(Dataset records)
——
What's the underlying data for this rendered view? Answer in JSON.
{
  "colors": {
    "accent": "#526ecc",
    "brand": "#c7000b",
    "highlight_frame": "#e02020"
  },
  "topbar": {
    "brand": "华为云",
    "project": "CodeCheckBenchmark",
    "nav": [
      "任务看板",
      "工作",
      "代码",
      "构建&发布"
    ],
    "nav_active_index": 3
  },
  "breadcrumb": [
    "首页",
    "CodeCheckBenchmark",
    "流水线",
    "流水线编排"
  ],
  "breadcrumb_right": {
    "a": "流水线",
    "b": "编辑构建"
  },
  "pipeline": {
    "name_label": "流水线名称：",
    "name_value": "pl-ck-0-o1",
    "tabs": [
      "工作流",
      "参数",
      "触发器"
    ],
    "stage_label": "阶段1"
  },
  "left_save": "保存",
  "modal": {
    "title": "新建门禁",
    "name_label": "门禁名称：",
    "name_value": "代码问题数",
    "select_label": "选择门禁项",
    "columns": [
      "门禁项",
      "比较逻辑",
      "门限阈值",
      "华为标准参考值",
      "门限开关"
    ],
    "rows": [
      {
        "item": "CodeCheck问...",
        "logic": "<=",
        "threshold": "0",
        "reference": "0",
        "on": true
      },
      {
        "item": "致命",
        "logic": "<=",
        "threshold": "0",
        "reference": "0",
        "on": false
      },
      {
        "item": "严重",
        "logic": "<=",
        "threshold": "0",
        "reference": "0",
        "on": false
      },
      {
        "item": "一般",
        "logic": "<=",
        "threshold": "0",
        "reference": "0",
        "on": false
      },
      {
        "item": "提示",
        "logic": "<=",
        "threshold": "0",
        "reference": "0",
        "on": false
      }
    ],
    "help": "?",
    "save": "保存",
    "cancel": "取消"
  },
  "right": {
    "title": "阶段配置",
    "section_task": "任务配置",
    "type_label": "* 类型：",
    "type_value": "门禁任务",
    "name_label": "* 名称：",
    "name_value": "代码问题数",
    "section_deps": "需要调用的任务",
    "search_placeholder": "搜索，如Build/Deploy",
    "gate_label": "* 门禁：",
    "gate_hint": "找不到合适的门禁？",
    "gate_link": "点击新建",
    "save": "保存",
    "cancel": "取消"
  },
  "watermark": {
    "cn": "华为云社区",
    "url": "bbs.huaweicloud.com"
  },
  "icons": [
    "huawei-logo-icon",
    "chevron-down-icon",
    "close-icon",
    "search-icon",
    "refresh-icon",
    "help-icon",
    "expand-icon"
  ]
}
——
Set every line of the listing down word for word.

▶ **FINISHED ANSWER**:
What's the underlying data for this rendered view? Answer in JSON.
{
  "colors": {
    "accent": "#526ecc",
    "brand": "#c7000b",
    "highlight_frame": "#e02020"
  },
  "topbar": {
    "brand": "华为云",
    "project": "CodeCheckBenchmark",
    "nav": [
      "任务看板",
      "工作",
      "代码",
      "构建&发布"
    ],
    "nav_active_index": 3
  },
  "breadcrumb": [
    "首页",
    "CodeCheckBenchmark",
    "流水线",
    "流水线编排"
  ],
  "breadcrumb_right": {
    "a": "流水线",
    "b": "编辑构建"
  },
  "pipeline": {
    "name_label": "流水线名称：",
    "name_value": "pl-ck-0-o1",
    "tabs": [
      "工作流",
      "参数",
      "触发器"
    ],
    "stage_label": "阶段1"
  },
  "left_save": "保存",
  "modal": {
    "title": "新建门禁",
    "name_label": "门禁名称：",
    "name_value": "代码问题数",
    "select_label": "选择门禁项",
    "columns": [
      "门禁项",
      "比较逻辑",
      "门限阈值",
      "华为标准参考值",
      "门限开关"
    ],
    "rows": [
      {
        "item": "CodeCheck问...",
        "logic": "<=",
        "threshold": "0",
        "reference": "0",
        "on": true
      },
      {
        "item": "致命",
        "logic": "<=",
        "threshold": "0",
        "reference": "0",
        "on": false
      },
      {
        "item": "严重",
        "logic": "<=",
        "threshold": "0",
        "reference": "0",
        "on": false
      },
      {
        "item": "一般",
        "logic": "<=",
        "threshold": "0",
        "reference": "0",
        "on": false
      },
      {
        "item": "提示",
        "logic": "<=",
        "threshold": "0",
        "reference": "0",
        "on": false
      }
    ],
    "help": "?",
    "save": "保存",
    "cancel": "取消"
  },
  "right": {
    "title": "阶段配置",
    "section_task": "任务配置",
    "type_label": "* 类型：",
    "type_value": "门禁任务",
    "name_label": "* 名称：",
    "name_value": "代码问题数",
    "section_deps": "需要调用的任务",
    "search_placeholder": "搜索，如Build/Deploy",
    "gate_label": "* 门禁：",
    "gate_hint": "找不到合适的门禁？",
    "gate_link": "点击新建",
    "save": "保存",
    "cancel": "取消"
  },
  "watermark": {
    "cn": "华为云社区",
    "url": "bbs.huaweicloud.com"
  },
  "icons": [
    "huawei-logo-icon",
    "chevron-down-icon",
    "close-icon",
    "search-icon",
    "refresh-icon",
    "help-icon",
    "expand-icon"
  ]
}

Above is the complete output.